Scan the data beneath this task and copy each line that includes "suppurées".

Source records:

════════════════════

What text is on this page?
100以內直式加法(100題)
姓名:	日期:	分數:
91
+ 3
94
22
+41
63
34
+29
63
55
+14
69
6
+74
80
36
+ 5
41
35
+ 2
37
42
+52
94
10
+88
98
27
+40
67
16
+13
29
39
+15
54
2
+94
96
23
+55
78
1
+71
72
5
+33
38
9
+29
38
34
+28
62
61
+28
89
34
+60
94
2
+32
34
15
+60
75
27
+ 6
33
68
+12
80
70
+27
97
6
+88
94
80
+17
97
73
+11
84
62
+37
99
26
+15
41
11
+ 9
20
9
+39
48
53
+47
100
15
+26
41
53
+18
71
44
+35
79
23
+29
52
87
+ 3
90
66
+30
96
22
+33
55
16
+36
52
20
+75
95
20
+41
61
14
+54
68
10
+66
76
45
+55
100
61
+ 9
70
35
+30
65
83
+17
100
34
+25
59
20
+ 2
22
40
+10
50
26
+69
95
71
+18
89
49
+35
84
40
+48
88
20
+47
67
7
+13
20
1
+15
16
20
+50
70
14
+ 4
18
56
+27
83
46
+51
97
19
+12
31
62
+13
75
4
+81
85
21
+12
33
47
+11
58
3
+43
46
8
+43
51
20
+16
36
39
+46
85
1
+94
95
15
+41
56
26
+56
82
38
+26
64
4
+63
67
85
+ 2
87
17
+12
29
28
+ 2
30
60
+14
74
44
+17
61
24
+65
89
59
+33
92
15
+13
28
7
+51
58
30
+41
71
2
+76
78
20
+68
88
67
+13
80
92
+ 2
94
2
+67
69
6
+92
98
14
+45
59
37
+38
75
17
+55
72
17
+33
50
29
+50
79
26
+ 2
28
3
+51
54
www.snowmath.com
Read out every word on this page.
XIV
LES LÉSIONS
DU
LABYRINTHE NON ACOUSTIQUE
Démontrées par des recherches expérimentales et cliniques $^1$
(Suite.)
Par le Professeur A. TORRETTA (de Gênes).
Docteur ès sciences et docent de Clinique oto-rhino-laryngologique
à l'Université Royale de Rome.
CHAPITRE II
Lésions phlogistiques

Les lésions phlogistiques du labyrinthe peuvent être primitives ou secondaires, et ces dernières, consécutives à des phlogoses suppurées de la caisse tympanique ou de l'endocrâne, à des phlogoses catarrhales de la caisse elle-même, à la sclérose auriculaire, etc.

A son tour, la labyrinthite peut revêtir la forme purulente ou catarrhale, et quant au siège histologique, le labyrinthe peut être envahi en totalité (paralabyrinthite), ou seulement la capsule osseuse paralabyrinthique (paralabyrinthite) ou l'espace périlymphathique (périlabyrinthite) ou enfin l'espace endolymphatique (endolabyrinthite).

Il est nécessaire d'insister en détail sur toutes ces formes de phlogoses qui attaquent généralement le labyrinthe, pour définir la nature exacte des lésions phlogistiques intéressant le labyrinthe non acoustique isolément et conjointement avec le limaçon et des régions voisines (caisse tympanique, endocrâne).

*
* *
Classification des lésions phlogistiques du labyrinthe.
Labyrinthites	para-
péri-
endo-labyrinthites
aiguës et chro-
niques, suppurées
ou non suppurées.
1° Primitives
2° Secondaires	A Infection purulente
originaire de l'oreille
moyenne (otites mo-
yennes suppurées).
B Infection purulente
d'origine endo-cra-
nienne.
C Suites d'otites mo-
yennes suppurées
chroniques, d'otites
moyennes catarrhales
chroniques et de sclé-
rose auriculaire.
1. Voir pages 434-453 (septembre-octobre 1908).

════════════════════

SOLUTION TO THIS TASK:
Les lésions phlogistiques du labyrinthe peuvent être primitives ou secondaires, et ces dernières, consécutives à des phlogoses suppurées de la caisse tympanique ou de l'endocrâne, à des phlogoses catarrhales de la caisse elle-même, à la sclérose auriculaire, etc.
niques, suppurées
ou non suppurées.
yennes suppurées).
yennes suppurées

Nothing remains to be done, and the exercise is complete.